▸ **Short problem**:
Give the data a second time, exactly and in full.

— Begin Record set —

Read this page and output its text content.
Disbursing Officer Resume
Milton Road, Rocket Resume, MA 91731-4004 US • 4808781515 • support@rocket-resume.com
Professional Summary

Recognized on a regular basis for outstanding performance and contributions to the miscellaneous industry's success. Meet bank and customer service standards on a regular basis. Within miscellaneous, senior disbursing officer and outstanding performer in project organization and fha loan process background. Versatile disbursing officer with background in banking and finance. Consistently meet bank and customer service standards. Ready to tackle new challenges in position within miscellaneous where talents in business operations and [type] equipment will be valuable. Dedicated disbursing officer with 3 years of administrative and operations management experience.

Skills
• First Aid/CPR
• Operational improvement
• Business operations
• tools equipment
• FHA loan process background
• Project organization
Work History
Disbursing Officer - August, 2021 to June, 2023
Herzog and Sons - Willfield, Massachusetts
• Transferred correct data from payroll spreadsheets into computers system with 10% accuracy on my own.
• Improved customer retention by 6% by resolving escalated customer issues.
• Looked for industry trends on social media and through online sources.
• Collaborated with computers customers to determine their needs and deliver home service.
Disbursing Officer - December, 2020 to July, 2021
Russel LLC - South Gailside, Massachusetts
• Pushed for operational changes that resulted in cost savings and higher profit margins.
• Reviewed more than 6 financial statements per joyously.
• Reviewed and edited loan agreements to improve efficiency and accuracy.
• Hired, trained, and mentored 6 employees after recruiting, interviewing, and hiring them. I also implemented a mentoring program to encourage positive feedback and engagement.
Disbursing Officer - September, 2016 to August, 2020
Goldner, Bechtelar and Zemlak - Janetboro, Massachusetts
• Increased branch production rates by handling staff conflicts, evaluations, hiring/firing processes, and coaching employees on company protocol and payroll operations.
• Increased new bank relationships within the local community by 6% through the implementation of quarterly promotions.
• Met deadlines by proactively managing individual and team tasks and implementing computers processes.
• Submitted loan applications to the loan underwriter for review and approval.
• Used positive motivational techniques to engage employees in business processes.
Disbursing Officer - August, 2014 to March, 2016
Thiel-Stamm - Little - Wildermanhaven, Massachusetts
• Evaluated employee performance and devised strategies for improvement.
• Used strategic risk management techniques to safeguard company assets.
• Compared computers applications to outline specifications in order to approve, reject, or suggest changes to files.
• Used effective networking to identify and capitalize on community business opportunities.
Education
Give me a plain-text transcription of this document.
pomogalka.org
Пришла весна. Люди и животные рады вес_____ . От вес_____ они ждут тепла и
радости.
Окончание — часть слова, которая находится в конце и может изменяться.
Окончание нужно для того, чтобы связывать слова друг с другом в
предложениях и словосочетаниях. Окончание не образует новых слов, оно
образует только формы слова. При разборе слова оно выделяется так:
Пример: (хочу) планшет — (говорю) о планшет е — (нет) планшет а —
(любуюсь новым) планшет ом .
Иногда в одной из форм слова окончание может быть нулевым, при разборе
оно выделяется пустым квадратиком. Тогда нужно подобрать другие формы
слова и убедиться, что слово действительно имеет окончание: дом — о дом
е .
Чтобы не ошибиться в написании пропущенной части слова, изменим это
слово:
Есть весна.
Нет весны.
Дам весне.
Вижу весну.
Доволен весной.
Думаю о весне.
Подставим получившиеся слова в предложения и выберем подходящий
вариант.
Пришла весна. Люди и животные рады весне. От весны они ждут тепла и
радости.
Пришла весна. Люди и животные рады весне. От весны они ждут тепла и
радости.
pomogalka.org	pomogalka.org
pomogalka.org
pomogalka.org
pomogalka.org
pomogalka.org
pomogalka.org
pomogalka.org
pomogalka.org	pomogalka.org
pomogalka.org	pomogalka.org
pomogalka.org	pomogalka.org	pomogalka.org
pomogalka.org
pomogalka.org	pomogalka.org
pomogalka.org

— End Record set —

▸ **Final result**:
Read this page and output its text content.
Disbursing Officer Resume
Milton Road, Rocket Resume, MA 91731-4004 US • 4808781515 • support@rocket-resume.com
Professional Summary

Recognized on a regular basis for outstanding performance and contributions to the miscellaneous industry's success. Meet bank and customer service standards on a regular basis. Within miscellaneous, senior disbursing officer and outstanding performer in project organization and fha loan process background. Versatile disbursing officer with background in banking and finance. Consistently meet bank and customer service standards. Ready to tackle new challenges in position within miscellaneous where talents in business operations and [type] equipment will be valuable. Dedicated disbursing officer with 3 years of administrative and operations management experience.

Skills
• First Aid/CPR
• Operational improvement
• Business operations
• tools equipment
• FHA loan process background
• Project organization
Work History
Disbursing Officer - August, 2021 to June, 2023
Herzog and Sons - Willfield, Massachusetts
• Transferred correct data from payroll spreadsheets into computers system with 10% accuracy on my own.
• Improved customer retention by 6% by resolving escalated customer issues.
• Looked for industry trends on social media and through online sources.
• Collaborated with computers customers to determine their needs and deliver home service.
Disbursing Officer - December, 2020 to July, 2021
Russel LLC - South Gailside, Massachusetts
• Pushed for operational changes that resulted in cost savings and higher profit margins.
• Reviewed more than 6 financial statements per joyously.
• Reviewed and edited loan agreements to improve efficiency and accuracy.
• Hired, trained, and mentored 6 employees after recruiting, interviewing, and hiring them. I also implemented a mentoring program to encourage positive feedback and engagement.
Disbursing Officer - September, 2016 to August, 2020
Goldner, Bechtelar and Zemlak - Janetboro, Massachusetts
• Increased branch production rates by handling staff conflicts, evaluations, hiring/firing processes, and coaching employees on company protocol and payroll operations.
• Increased new bank relationships within the local community by 6% through the implementation of quarterly promotions.
• Met deadlines by proactively managing individual and team tasks and implementing computers processes.
• Submitted loan applications to the loan underwriter for review and approval.
• Used positive motivational techniques to engage employees in business processes.
Disbursing Officer - August, 2014 to March, 2016
Thiel-Stamm - Little - Wildermanhaven, Massachusetts
• Evaluated employee performance and devised strategies for improvement.
• Used strategic risk management techniques to safeguard company assets.
• Compared computers applications to outline specifications in order to approve, reject, or suggest changes to files.
• Used effective networking to identify and capitalize on community business opportunities.
Education
Give me a plain-text transcription of this document.
pomogalka.org
Пришла весна. Люди и животные рады вес_____ . От вес_____ они ждут тепла и
радости.
Окончание — часть слова, которая находится в конце и может изменяться.
Окончание нужно для того, чтобы связывать слова друг с другом в
предложениях и словосочетаниях. Окончание не образует новых слов, оно
образует только формы слова. При разборе слова оно выделяется так:
Пример: (хочу) планшет — (говорю) о планшет е — (нет) планшет а —
(любуюсь новым) планшет ом .
Иногда в одной из форм слова окончание может быть нулевым, при разборе
оно выделяется пустым квадратиком. Тогда нужно подобрать другие формы
слова и убедиться, что слово действительно имеет окончание: дом — о дом
е .
Чтобы не ошибиться в написании пропущенной части слова, изменим это
слово:
Есть весна.
Нет весны.
Дам весне.
Вижу весну.
Доволен весной.
Думаю о весне.
Подставим получившиеся слова в предложения и выберем подходящий
вариант.
Пришла весна. Люди и животные рады весне. От весны они ждут тепла и
радости.
Пришла весна. Люди и животные рады весне. От весны они ждут тепла и
радости.
pomogalka.org	pomogalka.org
pomogalka.org
pomogalka.org
pomogalka.org
pomogalka.org
pomogalka.org
pomogalka.org
pomogalka.org	pomogalka.org
pomogalka.org	pomogalka.org
pomogalka.org	pomogalka.org	pomogalka.org
pomogalka.org
pomogalka.org	pomogalka.org
pomogalka.org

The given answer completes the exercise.